• [Provided entries]:
--

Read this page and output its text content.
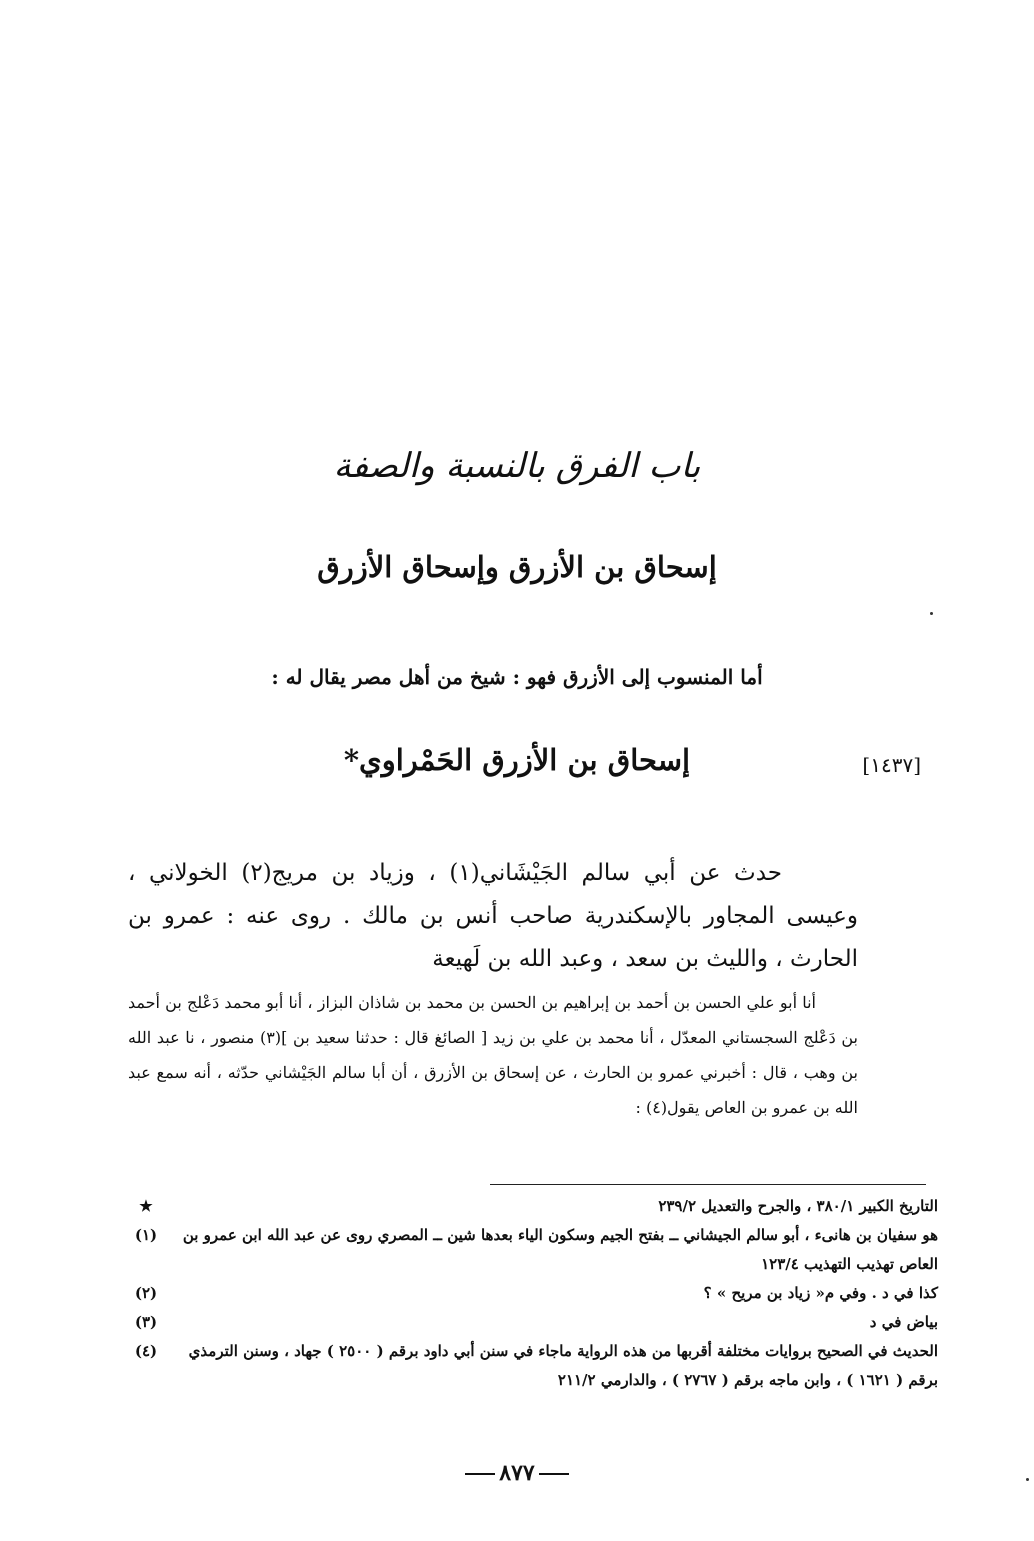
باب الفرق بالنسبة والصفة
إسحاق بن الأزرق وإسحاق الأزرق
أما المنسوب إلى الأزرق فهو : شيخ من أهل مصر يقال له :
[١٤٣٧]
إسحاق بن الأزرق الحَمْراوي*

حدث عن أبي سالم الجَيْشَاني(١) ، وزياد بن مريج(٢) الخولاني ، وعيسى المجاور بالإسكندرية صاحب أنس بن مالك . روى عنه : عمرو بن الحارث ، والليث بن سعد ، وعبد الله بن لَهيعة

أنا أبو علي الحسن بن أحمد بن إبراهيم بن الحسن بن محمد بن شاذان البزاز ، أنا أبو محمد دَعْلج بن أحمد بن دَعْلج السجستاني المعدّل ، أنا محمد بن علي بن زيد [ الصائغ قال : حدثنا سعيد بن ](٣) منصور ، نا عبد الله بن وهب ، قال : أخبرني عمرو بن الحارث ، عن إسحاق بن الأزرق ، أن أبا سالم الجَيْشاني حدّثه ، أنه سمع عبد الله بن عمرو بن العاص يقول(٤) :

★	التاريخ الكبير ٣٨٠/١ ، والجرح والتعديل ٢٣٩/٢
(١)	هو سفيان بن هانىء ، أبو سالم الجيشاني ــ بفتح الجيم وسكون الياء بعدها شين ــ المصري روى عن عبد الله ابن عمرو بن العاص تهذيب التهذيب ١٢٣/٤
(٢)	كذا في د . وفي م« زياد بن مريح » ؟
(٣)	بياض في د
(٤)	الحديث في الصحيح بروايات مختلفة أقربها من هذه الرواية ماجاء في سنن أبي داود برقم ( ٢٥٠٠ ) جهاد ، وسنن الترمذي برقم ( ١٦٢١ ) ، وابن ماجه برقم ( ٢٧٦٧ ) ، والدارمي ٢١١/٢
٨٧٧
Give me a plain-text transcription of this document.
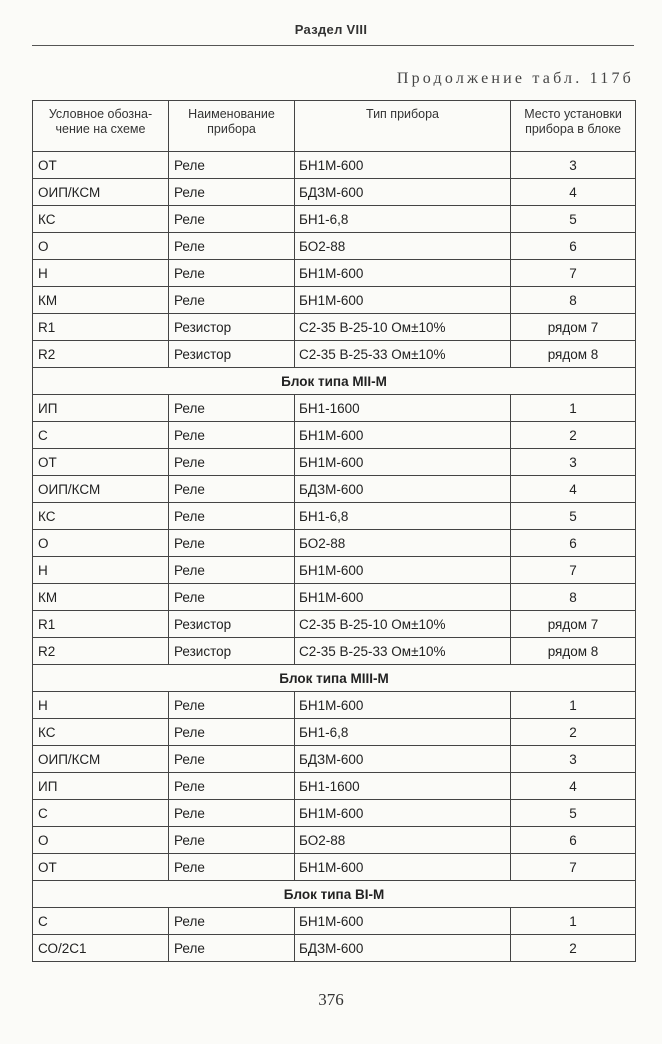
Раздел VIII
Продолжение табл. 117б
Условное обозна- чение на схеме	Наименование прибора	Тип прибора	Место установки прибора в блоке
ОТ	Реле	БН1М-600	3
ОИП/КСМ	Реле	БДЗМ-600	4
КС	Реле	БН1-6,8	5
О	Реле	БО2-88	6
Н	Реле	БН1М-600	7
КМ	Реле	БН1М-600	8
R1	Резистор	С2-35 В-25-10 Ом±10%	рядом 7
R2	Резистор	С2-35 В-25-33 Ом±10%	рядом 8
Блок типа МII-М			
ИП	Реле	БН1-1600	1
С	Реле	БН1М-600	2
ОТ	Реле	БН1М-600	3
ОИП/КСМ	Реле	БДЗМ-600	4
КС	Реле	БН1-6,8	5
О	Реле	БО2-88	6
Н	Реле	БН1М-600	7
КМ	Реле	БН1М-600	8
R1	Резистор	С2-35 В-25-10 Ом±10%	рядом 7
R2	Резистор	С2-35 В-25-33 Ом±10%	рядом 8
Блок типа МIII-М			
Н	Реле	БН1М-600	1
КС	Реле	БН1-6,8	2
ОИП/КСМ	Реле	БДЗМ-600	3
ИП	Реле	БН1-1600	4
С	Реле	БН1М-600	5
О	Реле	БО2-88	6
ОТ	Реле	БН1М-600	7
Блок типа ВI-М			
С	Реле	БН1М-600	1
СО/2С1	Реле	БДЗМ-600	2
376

--

• [What is expected]: Only the lines from the one containing "Give me a plain-text" through the last line of the entries above belong in the copy; reproduce them exactly and drop every picture.

• [Reply]:
Give me a plain-text transcription of this document.
Раздел VIII
Продолжение табл. 117б
Условное обозна- чение на схеме	Наименование прибора	Тип прибора	Место установки прибора в блоке
ОТ	Реле	БН1М-600	3
ОИП/КСМ	Реле	БДЗМ-600	4
КС	Реле	БН1-6,8	5
О	Реле	БО2-88	6
Н	Реле	БН1М-600	7
КМ	Реле	БН1М-600	8
R1	Резистор	С2-35 В-25-10 Ом±10%	рядом 7
R2	Резистор	С2-35 В-25-33 Ом±10%	рядом 8
Блок типа МII-М			
ИП	Реле	БН1-1600	1
С	Реле	БН1М-600	2
ОТ	Реле	БН1М-600	3
ОИП/КСМ	Реле	БДЗМ-600	4
КС	Реле	БН1-6,8	5
О	Реле	БО2-88	6
Н	Реле	БН1М-600	7
КМ	Реле	БН1М-600	8
R1	Резистор	С2-35 В-25-10 Ом±10%	рядом 7
R2	Резистор	С2-35 В-25-33 Ом±10%	рядом 8
Блок типа МIII-М			
Н	Реле	БН1М-600	1
КС	Реле	БН1-6,8	2
ОИП/КСМ	Реле	БДЗМ-600	3
ИП	Реле	БН1-1600	4
С	Реле	БН1М-600	5
О	Реле	БО2-88	6
ОТ	Реле	БН1М-600	7
Блок типа ВI-М			
С	Реле	БН1М-600	1
СО/2С1	Реле	БДЗМ-600	2
376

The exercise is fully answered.